---------- Dataset entries

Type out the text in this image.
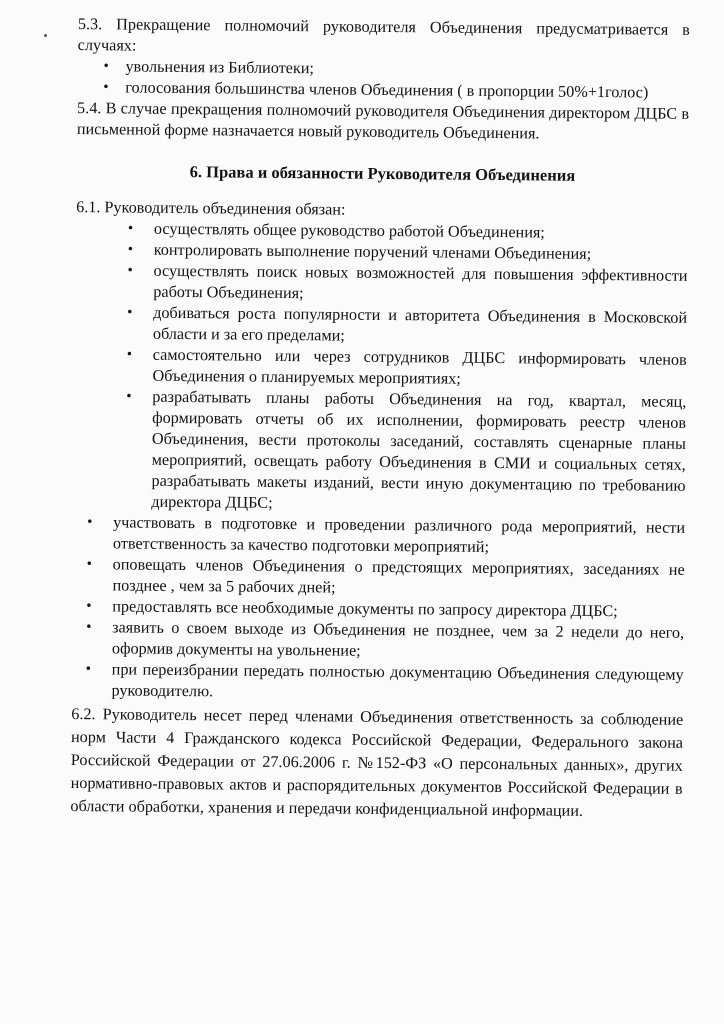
5.3. Прекращение полномочий руководителя Объединения предусматривается в случаях:

• увольнения из Библиотеки;
• голосования большинства членов Объединения ( в пропорции 50%+1голос)

5.4. В случае прекращения полномочий руководителя Объединения директором ДЦБС в письменной форме назначается новый руководитель Объединения.

6. Права и обязанности Руководителя Объединения

6.1. Руководитель объединения обязан:

• осуществлять общее руководство работой Объединения;
• контролировать выполнение поручений членами Объединения;
• осуществлять поиск новых возможностей для повышения эффективности работы Объединения;
• добиваться роста популярности и авторитета Объединения в Московской области и за его пределами;
• самостоятельно или через сотрудников ДЦБС информировать членов Объединения о планируемых мероприятиях;
• разрабатывать планы работы Объединения на год, квартал, месяц, формировать отчеты об их исполнении, формировать реестр членов Объединения, вести протоколы заседаний, составлять сценарные планы мероприятий, освещать работу Объединения в СМИ и социальных сетях, разрабатывать макеты изданий, вести иную документацию по требованию директора ДЦБС;
• участвовать в подготовке и проведении различного рода мероприятий, нести ответственность за качество подготовки мероприятий;
• оповещать членов Объединения о предстоящих мероприятиях, заседаниях не позднее , чем за 5 рабочих дней;
• предоставлять все необходимые документы по запросу директора ДЦБС;
• заявить о своем выходе из Объединения не позднее, чем за 2 недели до него, оформив документы на увольнение;
• при переизбрании передать полностью документацию Объединения следующему руководителю.

6.2. Руководитель несет перед членами Объединения ответственность за соблюдение норм Части 4 Гражданского кодекса Российской Федерации, Федерального закона Российской Федерации от 27.06.2006 г. №152-ФЗ «О персональных данных», других нормативно-правовых актов и распорядительных документов Российской Федерации в области обработки, хранения и передачи конфиденциальной информации.
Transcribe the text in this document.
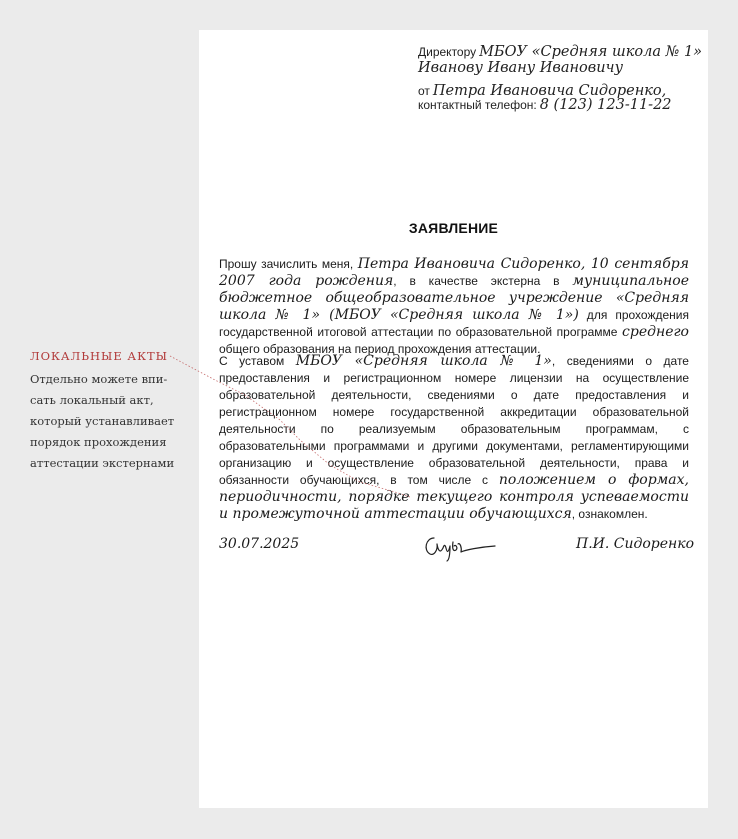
Директору МБОУ «Средняя школа № 1»
Иванову Ивану Ивановичу
от Петра Ивановича Сидоренко,
контактный телефон: 8 (123) 123-11-22
ЗАЯВЛЕНИЕ
Прошу зачислить меня, Петра Ивановича Сидоренко, 10 сентября 2007 года рождения, в качестве экстерна в муниципальное бюджетное общеобразовательное учреждение «Средняя школа № 1» (МБОУ «Средняя школа № 1») для прохождения государственной итоговой аттестации по образовательной программе среднего общего образования на период прохождения аттестации.
С уставом МБОУ «Средняя школа № 1», сведениями о дате предоставления и регистрационном номере лицензии на осуществление образовательной деятельности, сведениями о дате предоставления и регистрационном номере государственной аккредитации образовательной деятельности по реализуемым образовательным программам, с образовательными программами и другими документами, регламентирующими организацию и осуществление образовательной деятельности, права и обязанности обучающихся, в том числе с положением о формах, периодичности, порядке текущего контроля успеваемости и промежуточной аттестации обучающихся, ознакомлен.
30.07.2025	П.И. Сидоренко
ЛОКАЛЬНЫЕ АКТЫ
Отдельно можете впи-
сать локальный акт,
который устанавливает
порядок прохождения
аттестации экстернами
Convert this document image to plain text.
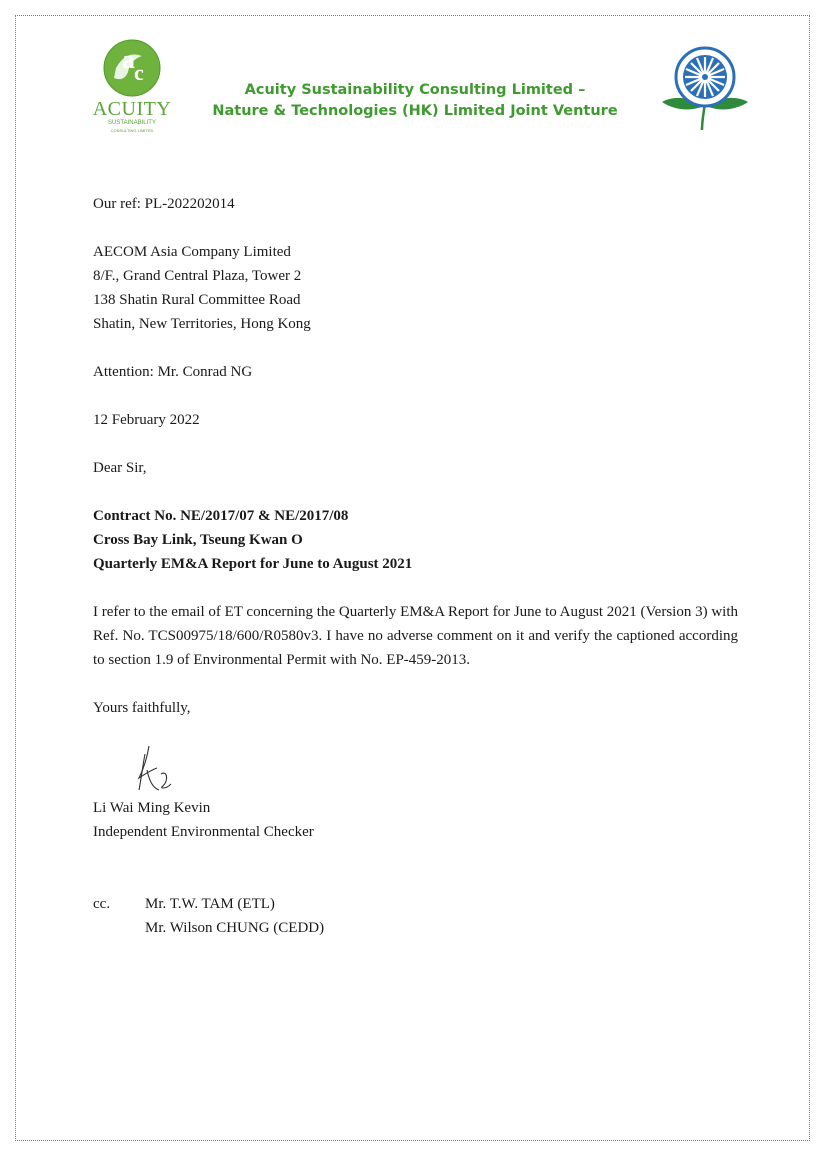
c
ACUITY
SUSTAINABILITY
CONSULTING LIMITED
Acuity Sustainability Consulting Limited –
Nature & Technologies (HK) Limited Joint Venture

Our ref: PL-202202014

AECOM Asia Company Limited

8/F., Grand Central Plaza, Tower 2

138 Shatin Rural Committee Road

Shatin, New Territories, Hong Kong

Attention: Mr. Conrad NG

12 February 2022

Dear Sir,

Contract No. NE/2017/07 & NE/2017/08

Cross Bay Link, Tseung Kwan O

Quarterly EM&A Report for June to August 2021

I refer to the email of ET concerning the Quarterly EM&A Report for June to August 2021 (Version 3) with Ref. No. TCS00975/18/600/R0580v3. I have no adverse comment on it and verify the captioned according to section 1.9 of Environmental Permit with No. EP-459-2013.

Yours faithfully,

Li Wai Ming Kevin

Independent Environmental Checker

cc.	Mr. T.W. TAM (ETL)
Mr. Wilson CHUNG (CEDD)
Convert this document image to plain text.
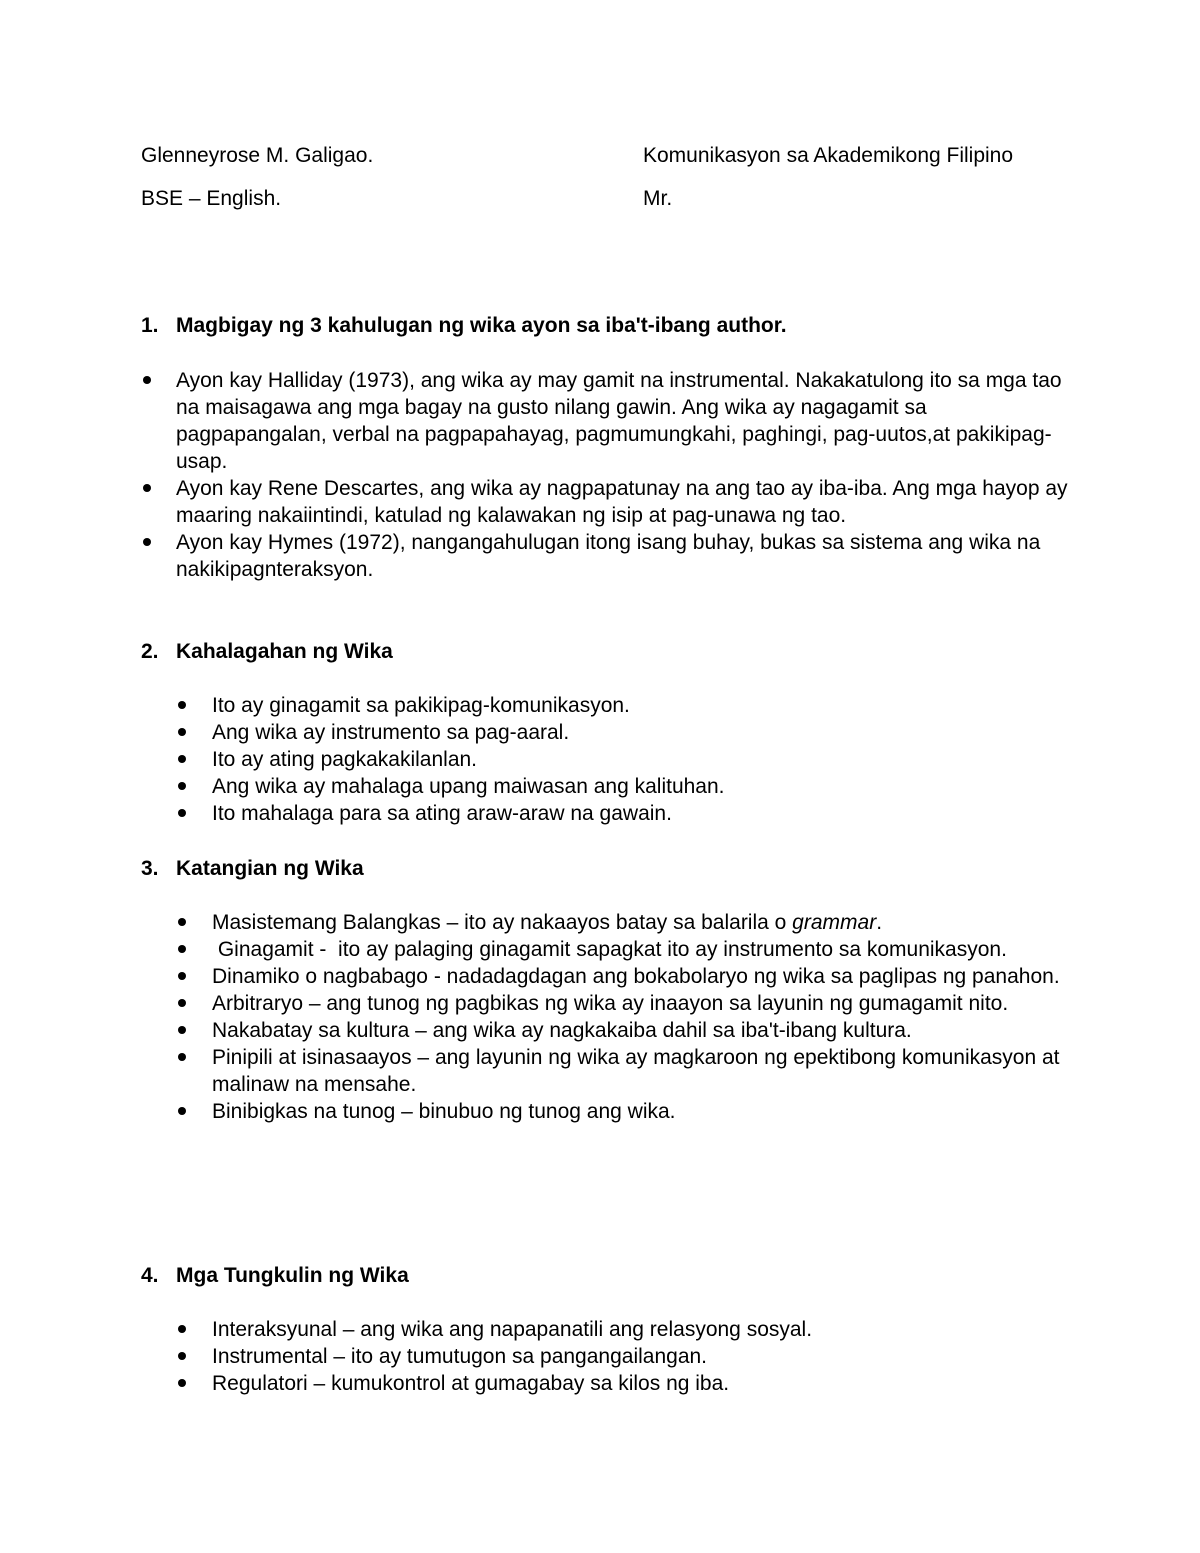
Glenneyrose M. Galigao.
BSE – English.
Komunikasyon sa Akademikong Filipino
Mr.
1. Magbigay ng 3 kahulugan ng wika ayon sa iba't-ibang author.
Ayon kay Halliday (1973), ang wika ay may gamit na instrumental. Nakakatulong ito sa mga tao na maisagawa ang mga bagay na gusto nilang gawin. Ang wika ay nagagamit sa pagpapangalan, verbal na pagpapahayag, pagmumungkahi, paghingi, pag-uutos,at pakikipag-usap.
Ayon kay Rene Descartes, ang wika ay nagpapatunay na ang tao ay iba-iba. Ang mga hayop ay maaring nakaiintindi, katulad ng kalawakan ng isip at pag-unawa ng tao.
Ayon kay Hymes (1972), nangangahulugan itong isang buhay, bukas sa sistema ang wika na nakikipagnteraksyon.
2. Kahalagahan ng Wika
Ito ay ginagamit sa pakikipag-komunikasyon.
Ang wika ay instrumento sa pag-aaral.
Ito ay ating pagkakakilanlan.
Ang wika ay mahalaga upang maiwasan ang kalituhan.
Ito mahalaga para sa ating araw-araw na gawain.
3. Katangian ng Wika
Masistemang Balangkas – ito ay nakaayos batay sa balarila o grammar.
Ginagamit -  ito ay palaging ginagamit sapagkat ito ay instrumento sa komunikasyon.
Dinamiko o nagbabago - nadadagdagan ang bokabolaryo ng wika sa paglipas ng panahon.
Arbitraryo – ang tunog ng pagbikas ng wika ay inaayon sa layunin ng gumagamit nito.
Nakabatay sa kultura – ang wika ay nagkakaiba dahil sa iba't-ibang kultura.
Pinipili at isinasaayos – ang layunin ng wika ay magkaroon ng epektibong komunikasyon at malinaw na mensahe.
Binibigkas na tunog – binubuo ng tunog ang wika.
4. Mga Tungkulin ng Wika
Interaksyunal – ang wika ang napapanatili ang relasyong sosyal.
Instrumental – ito ay tumutugon sa pangangailangan.
Regulatori – kumukontrol at gumagabay sa kilos ng iba.
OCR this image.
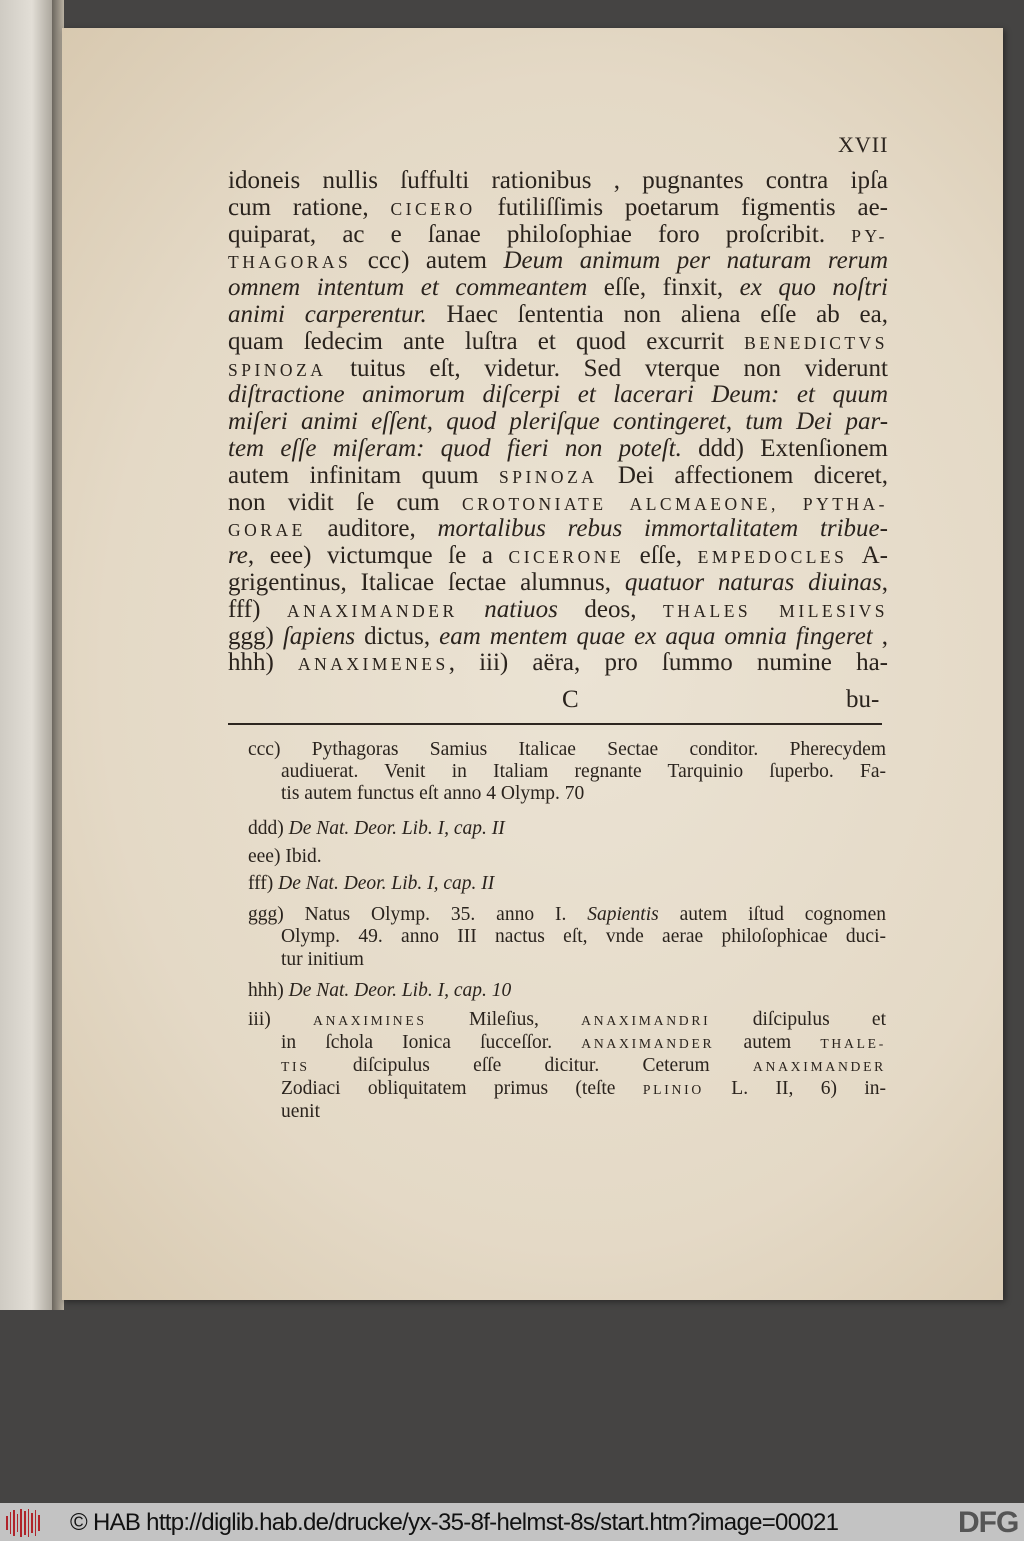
XVII
idoneis nullis ſuffulti rationibus , pugnantes contra ipſa
cum ratione, CICERO futiliſſimis poetarum figmentis ae-
quiparat, ac e ſanae philoſophiae foro proſcribit. PY-
THAGORAS ccc) autem Deum animum per naturam rerum
omnem intentum et commeantem eſſe, finxit, ex quo noſtri
animi carperentur. Haec ſententia non aliena eſſe ab ea,
quam ſedecim ante luſtra et quod excurrit BENEDICTVS
SPINOZA tuitus eſt, videtur. Sed vterque non viderunt
diſtractione animorum diſcerpi et lacerari Deum: et quum
miſeri animi eſſent, quod pleriſque contingeret, tum Dei par-
tem eſſe miſeram: quod fieri non poteſt. ddd) Extenſionem
autem infinitam quum SPINOZA Dei affectionem diceret,
non vidit ſe cum CROTONIATE ALCMAEONE, PYTHA-
GORAE auditore, mortalibus rebus immortalitatem tribue-
re, eee) victumque ſe a CICERONE eſſe, EMPEDOCLES A-
grigentinus, Italicae ſectae alumnus, quatuor naturas diuinas,
fff) ANAXIMANDER natiuos deos, THALES MILESIVS
ggg) ſapiens dictus, eam mentem quae ex aqua omnia fingeret ,
hhh) ANAXIMENES, iii) aëra, pro ſummo numine ha-
C	bu-
ccc) Pythagoras Samius Italicae Sectae conditor. Pherecydem
audiuerat. Venit in Italiam regnante Tarquinio ſuperbo. Fa-
tis autem functus eſt anno 4 Olymp. 70
ddd) De Nat. Deor. Lib. I, cap. II
eee) Ibid.
fff) De Nat. Deor. Lib. I, cap. II
ggg) Natus Olymp. 35. anno I. Sapientis autem iſtud cognomen
Olymp. 49. anno III nactus eſt, vnde aerae philoſophicae duci-
tur initium
hhh) De Nat. Deor. Lib. I, cap. 10
iii) ANAXIMINES Mileſius, ANAXIMANDRI diſcipulus et
in ſchola Ionica ſucceſſor. ANAXIMANDER autem THALE-
TIS diſcipulus eſſe dicitur. Ceterum ANAXIMANDER
Zodiaci obliquitatem primus (teſte PLINIO L. II, 6) in-
uenit
© HAB http://diglib.hab.de/drucke/yx-35-8f-helmst-8s/start.htm?image=00021	DFG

--------------------

### Objective
Where a line in the entries holds "Средняя", copy that line.

### Exercise response
Директору МБОУ «Средняя школа № 1»
Прошу зачислить меня, Петра Ивановича Сидоренко, 10 сентября 2007 года рождения, в качестве экстерна в муниципальное бюджетное общеобразовательное учреждение «Средняя школа № 1» (МБОУ «Средняя школа № 1») для прохождения государственной итоговой аттестации по образовательной программе среднего общего образования на период прохождения аттестации.
С уставом МБОУ «Средняя школа № 1», сведениями о дате предоставления и регистрационном номере лицензии на осуществление образовательной деятельности, сведениями о дате предоставления и регистрационном номере государственной аккредитации образовательной деятельности по реализуемым образовательным программам, с образовательными программами и другими документами, регламентирующими организацию и осуществление образовательной деятельности, права и обязанности обучающихся, в том числе с положением о формах, периодичности, порядке текущего контроля успеваемости и промежуточной аттестации обучающихся, ознакомлен.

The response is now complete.